▶ [Consignes de travail]
Recopiez fidèlement chaque ligne des données qui suivent, sans rien y changer.

▶ [Données fournies]
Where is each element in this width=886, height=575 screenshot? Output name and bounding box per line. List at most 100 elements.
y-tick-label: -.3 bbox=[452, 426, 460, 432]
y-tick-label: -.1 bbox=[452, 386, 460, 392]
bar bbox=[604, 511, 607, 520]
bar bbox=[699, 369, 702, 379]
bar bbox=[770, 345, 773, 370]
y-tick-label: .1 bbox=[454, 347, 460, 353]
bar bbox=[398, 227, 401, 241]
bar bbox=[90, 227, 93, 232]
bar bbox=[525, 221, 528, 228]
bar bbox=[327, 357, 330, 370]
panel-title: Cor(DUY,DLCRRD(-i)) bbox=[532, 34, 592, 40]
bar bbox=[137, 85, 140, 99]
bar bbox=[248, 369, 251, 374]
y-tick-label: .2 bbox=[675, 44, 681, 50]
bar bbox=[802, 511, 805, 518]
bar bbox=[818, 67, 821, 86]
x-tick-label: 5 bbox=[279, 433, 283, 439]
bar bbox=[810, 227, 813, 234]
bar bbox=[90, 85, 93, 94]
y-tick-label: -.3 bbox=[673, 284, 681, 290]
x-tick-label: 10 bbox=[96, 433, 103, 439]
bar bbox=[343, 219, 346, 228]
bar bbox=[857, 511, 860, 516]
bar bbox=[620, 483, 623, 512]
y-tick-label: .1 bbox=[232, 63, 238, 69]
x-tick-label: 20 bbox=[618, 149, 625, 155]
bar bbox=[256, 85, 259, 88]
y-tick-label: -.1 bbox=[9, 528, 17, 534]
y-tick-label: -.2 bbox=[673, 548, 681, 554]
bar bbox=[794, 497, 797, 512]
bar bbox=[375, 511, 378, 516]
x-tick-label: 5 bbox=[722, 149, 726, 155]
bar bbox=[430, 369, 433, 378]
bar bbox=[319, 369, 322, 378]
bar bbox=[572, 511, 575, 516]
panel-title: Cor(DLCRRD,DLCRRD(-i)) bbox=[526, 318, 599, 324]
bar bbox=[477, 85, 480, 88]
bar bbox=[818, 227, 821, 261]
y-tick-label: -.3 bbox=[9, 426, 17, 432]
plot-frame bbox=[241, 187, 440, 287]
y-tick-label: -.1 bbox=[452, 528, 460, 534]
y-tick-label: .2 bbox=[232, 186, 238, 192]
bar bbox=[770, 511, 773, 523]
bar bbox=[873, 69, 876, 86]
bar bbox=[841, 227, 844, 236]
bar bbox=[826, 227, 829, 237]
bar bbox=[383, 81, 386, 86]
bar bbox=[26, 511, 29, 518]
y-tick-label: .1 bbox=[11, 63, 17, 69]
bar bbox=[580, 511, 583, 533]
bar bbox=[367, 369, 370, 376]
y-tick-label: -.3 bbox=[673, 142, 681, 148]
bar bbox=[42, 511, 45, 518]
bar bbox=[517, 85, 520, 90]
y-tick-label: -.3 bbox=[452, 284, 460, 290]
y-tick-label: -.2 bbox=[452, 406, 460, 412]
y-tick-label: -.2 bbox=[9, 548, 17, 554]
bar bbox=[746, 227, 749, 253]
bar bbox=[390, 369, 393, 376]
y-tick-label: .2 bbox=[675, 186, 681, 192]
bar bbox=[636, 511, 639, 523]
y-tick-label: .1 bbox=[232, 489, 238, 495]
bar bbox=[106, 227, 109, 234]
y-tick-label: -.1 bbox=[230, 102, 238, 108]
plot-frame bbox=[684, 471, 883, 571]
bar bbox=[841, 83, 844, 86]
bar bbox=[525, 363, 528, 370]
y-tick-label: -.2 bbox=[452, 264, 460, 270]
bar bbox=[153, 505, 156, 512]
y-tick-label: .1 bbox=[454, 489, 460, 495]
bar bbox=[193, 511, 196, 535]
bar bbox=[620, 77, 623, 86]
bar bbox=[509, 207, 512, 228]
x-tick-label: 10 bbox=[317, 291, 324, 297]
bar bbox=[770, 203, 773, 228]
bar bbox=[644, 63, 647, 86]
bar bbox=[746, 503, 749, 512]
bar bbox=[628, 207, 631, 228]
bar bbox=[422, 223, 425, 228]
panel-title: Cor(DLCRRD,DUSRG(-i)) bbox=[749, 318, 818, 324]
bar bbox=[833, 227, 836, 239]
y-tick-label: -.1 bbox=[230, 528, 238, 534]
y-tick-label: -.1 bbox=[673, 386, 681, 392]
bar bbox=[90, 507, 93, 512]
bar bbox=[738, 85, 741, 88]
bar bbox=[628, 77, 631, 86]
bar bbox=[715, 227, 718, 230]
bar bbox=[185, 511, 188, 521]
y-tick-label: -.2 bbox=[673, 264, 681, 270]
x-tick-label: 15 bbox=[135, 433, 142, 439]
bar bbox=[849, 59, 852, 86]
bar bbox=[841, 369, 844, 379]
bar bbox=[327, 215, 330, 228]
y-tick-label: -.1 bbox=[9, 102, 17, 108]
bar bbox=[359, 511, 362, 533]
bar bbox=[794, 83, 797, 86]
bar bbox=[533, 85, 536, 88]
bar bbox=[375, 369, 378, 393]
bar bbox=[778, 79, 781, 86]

▶ [Solution proposée]
Where is each element in this width=886, height=575 screenshot? Output name and bounding box per line. List at most 100 elements.
y-tick-label: -.3 bbox=[452, 426, 460, 432]
y-tick-label: -.1 bbox=[452, 386, 460, 392]
bar bbox=[604, 511, 607, 520]
bar bbox=[699, 369, 702, 379]
bar bbox=[770, 345, 773, 370]
y-tick-label: .1 bbox=[454, 347, 460, 353]
bar bbox=[398, 227, 401, 241]
bar bbox=[90, 227, 93, 232]
bar bbox=[525, 221, 528, 228]
bar bbox=[327, 357, 330, 370]
panel-title: Cor(DUY,DLCRRD(-i)) bbox=[532, 34, 592, 40]
bar bbox=[137, 85, 140, 99]
bar bbox=[248, 369, 251, 374]
y-tick-label: .2 bbox=[675, 44, 681, 50]
bar bbox=[802, 511, 805, 518]
bar bbox=[818, 67, 821, 86]
x-tick-label: 5 bbox=[279, 433, 283, 439]
bar bbox=[810, 227, 813, 234]
bar bbox=[90, 85, 93, 94]
y-tick-label: -.3 bbox=[673, 284, 681, 290]
x-tick-label: 10 bbox=[96, 433, 103, 439]
bar bbox=[343, 219, 346, 228]
bar bbox=[857, 511, 860, 516]
bar bbox=[620, 483, 623, 512]
y-tick-label: .1 bbox=[232, 63, 238, 69]
x-tick-label: 20 bbox=[618, 149, 625, 155]
bar bbox=[256, 85, 259, 88]
y-tick-label: -.1 bbox=[9, 528, 17, 534]
y-tick-label: -.2 bbox=[673, 548, 681, 554]
bar bbox=[794, 497, 797, 512]
bar bbox=[375, 511, 378, 516]
x-tick-label: 5 bbox=[722, 149, 726, 155]
bar bbox=[430, 369, 433, 378]
bar bbox=[319, 369, 322, 378]
bar bbox=[572, 511, 575, 516]
panel-title: Cor(DLCRRD,DLCRRD(-i)) bbox=[526, 318, 599, 324]
bar bbox=[477, 85, 480, 88]
bar bbox=[818, 227, 821, 261]
y-tick-label: -.3 bbox=[9, 426, 17, 432]
plot-frame bbox=[241, 187, 440, 287]
y-tick-label: -.1 bbox=[452, 528, 460, 534]
y-tick-label: .2 bbox=[232, 186, 238, 192]
bar bbox=[770, 511, 773, 523]
bar bbox=[873, 69, 876, 86]
bar bbox=[841, 227, 844, 236]
bar bbox=[826, 227, 829, 237]
bar bbox=[383, 81, 386, 86]
bar bbox=[26, 511, 29, 518]
y-tick-label: .1 bbox=[11, 63, 17, 69]
bar bbox=[580, 511, 583, 533]
bar bbox=[367, 369, 370, 376]
y-tick-label: -.3 bbox=[673, 142, 681, 148]
bar bbox=[42, 511, 45, 518]
bar bbox=[517, 85, 520, 90]
y-tick-label: -.3 bbox=[452, 284, 460, 290]
y-tick-label: -.2 bbox=[452, 406, 460, 412]
y-tick-label: -.2 bbox=[9, 548, 17, 554]
bar bbox=[746, 227, 749, 253]
bar bbox=[390, 369, 393, 376]
y-tick-label: .2 bbox=[675, 186, 681, 192]
bar bbox=[636, 511, 639, 523]
y-tick-label: .1 bbox=[232, 489, 238, 495]
bar bbox=[106, 227, 109, 234]
y-tick-label: -.1 bbox=[230, 102, 238, 108]
plot-frame bbox=[684, 471, 883, 571]
bar bbox=[841, 83, 844, 86]
bar bbox=[525, 363, 528, 370]
y-tick-label: -.2 bbox=[452, 264, 460, 270]
bar bbox=[153, 505, 156, 512]
y-tick-label: .1 bbox=[454, 489, 460, 495]
bar bbox=[193, 511, 196, 535]
bar bbox=[620, 77, 623, 86]
bar bbox=[509, 207, 512, 228]
x-tick-label: 10 bbox=[317, 291, 324, 297]
bar bbox=[770, 203, 773, 228]
bar bbox=[644, 63, 647, 86]
bar bbox=[746, 503, 749, 512]
bar bbox=[628, 207, 631, 228]
bar bbox=[422, 223, 425, 228]
panel-title: Cor(DLCRRD,DUSRG(-i)) bbox=[749, 318, 818, 324]
bar bbox=[833, 227, 836, 239]
y-tick-label: -.1 bbox=[230, 528, 238, 534]
y-tick-label: -.1 bbox=[673, 386, 681, 392]
bar bbox=[90, 507, 93, 512]
bar bbox=[738, 85, 741, 88]
bar bbox=[628, 77, 631, 86]
bar bbox=[715, 227, 718, 230]
bar bbox=[185, 511, 188, 521]
y-tick-label: -.2 bbox=[673, 264, 681, 270]
x-tick-label: 15 bbox=[135, 433, 142, 439]
bar bbox=[849, 59, 852, 86]
bar bbox=[841, 369, 844, 379]
bar bbox=[327, 215, 330, 228]
y-tick-label: -.1 bbox=[9, 102, 17, 108]
bar bbox=[359, 511, 362, 533]
bar bbox=[794, 83, 797, 86]
bar bbox=[533, 85, 536, 88]
bar bbox=[375, 369, 378, 393]
bar bbox=[778, 79, 781, 86]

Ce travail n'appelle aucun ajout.